- Materials provided -
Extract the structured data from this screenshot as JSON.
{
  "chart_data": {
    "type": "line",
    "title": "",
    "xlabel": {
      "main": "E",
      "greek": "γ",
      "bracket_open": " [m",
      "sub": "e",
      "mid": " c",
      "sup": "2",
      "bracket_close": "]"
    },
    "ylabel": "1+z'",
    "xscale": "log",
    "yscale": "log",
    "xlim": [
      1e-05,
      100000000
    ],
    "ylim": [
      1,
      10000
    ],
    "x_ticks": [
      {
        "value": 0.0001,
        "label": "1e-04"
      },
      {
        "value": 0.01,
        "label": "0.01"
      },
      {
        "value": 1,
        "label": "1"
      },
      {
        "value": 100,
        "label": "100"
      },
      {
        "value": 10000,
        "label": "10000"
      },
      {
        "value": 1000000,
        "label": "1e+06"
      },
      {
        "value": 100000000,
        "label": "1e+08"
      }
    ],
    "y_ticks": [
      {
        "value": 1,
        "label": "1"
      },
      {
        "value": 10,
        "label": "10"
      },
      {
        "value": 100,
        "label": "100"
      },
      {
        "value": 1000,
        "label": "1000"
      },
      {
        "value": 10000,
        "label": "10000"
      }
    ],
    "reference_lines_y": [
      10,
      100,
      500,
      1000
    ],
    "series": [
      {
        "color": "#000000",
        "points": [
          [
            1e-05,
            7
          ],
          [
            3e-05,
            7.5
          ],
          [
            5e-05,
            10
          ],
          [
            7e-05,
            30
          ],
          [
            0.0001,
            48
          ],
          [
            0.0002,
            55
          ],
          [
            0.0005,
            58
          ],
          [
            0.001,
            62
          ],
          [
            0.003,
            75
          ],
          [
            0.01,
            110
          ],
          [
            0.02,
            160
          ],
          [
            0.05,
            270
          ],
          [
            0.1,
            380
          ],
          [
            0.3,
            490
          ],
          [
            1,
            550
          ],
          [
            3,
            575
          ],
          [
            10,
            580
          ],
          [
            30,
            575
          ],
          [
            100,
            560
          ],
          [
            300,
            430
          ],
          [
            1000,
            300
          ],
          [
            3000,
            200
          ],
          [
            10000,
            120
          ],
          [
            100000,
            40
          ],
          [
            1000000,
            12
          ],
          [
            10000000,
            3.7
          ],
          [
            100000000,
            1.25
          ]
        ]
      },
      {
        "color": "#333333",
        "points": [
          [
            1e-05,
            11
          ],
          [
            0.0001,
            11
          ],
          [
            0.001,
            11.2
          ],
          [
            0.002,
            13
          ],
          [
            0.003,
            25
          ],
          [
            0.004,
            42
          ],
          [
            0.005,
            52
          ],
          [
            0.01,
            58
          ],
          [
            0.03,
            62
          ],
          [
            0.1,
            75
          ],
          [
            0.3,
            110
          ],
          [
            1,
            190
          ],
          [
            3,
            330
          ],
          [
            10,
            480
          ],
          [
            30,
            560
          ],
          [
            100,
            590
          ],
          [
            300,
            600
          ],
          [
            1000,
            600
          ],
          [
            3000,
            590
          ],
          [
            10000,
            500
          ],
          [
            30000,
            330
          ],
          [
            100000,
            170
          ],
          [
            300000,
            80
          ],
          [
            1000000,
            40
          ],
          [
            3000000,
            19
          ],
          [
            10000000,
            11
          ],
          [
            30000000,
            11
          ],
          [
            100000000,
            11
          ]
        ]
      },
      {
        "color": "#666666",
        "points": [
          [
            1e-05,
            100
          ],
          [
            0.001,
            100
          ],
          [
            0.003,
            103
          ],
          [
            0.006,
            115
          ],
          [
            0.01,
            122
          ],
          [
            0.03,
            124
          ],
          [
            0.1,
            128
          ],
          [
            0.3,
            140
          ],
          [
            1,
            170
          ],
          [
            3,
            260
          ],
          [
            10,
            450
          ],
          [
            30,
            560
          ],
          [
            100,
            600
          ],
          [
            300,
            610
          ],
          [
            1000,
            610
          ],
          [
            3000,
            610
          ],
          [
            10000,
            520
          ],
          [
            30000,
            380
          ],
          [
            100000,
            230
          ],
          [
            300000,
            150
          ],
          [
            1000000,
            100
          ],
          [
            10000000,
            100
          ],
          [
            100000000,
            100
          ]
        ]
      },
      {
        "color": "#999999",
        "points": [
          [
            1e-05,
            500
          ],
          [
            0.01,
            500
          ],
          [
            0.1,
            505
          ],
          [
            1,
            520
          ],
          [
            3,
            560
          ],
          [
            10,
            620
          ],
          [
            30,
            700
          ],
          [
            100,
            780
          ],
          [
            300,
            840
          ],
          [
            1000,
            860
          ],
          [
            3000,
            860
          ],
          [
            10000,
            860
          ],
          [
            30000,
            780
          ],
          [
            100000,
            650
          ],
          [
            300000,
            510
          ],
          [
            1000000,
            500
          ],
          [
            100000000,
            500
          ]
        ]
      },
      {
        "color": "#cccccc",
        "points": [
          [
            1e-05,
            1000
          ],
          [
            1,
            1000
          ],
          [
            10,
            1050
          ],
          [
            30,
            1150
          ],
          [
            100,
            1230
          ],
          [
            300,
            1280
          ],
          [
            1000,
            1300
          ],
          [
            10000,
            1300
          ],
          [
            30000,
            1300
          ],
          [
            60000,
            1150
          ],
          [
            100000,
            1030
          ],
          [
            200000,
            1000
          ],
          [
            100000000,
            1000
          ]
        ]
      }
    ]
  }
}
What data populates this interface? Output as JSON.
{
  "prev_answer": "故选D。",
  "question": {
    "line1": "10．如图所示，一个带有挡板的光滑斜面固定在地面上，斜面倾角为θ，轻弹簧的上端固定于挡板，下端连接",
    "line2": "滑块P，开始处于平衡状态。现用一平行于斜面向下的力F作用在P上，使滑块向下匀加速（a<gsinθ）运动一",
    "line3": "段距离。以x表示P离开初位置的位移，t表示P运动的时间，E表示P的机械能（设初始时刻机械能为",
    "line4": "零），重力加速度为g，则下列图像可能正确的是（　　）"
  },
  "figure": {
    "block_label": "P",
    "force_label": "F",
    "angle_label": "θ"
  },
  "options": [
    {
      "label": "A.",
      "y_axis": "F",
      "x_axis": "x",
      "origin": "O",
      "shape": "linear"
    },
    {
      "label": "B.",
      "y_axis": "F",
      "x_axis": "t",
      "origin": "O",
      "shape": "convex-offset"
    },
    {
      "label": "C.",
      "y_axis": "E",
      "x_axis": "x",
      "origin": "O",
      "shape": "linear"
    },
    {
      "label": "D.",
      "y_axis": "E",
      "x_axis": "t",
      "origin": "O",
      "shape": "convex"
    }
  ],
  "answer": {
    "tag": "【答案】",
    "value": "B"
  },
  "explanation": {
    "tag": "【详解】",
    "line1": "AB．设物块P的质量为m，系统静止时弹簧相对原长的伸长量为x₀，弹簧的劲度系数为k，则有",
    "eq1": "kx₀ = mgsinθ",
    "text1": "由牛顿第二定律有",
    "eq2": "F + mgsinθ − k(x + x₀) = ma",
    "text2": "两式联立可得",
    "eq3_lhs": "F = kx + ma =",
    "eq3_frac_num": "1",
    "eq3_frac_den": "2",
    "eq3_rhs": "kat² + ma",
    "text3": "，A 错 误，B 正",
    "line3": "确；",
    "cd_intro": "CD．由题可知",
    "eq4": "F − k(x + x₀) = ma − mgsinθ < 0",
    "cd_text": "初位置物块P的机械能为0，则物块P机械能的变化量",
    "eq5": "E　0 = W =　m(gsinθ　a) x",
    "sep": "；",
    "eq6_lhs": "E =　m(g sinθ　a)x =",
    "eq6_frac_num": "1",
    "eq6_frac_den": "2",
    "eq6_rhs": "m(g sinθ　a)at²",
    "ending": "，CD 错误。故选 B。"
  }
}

- Given instruction -
List each line holding the string "JSON".

- Answer below -
Extract the structured data from this screenshot as JSON.
What data populates this interface? Output as JSON.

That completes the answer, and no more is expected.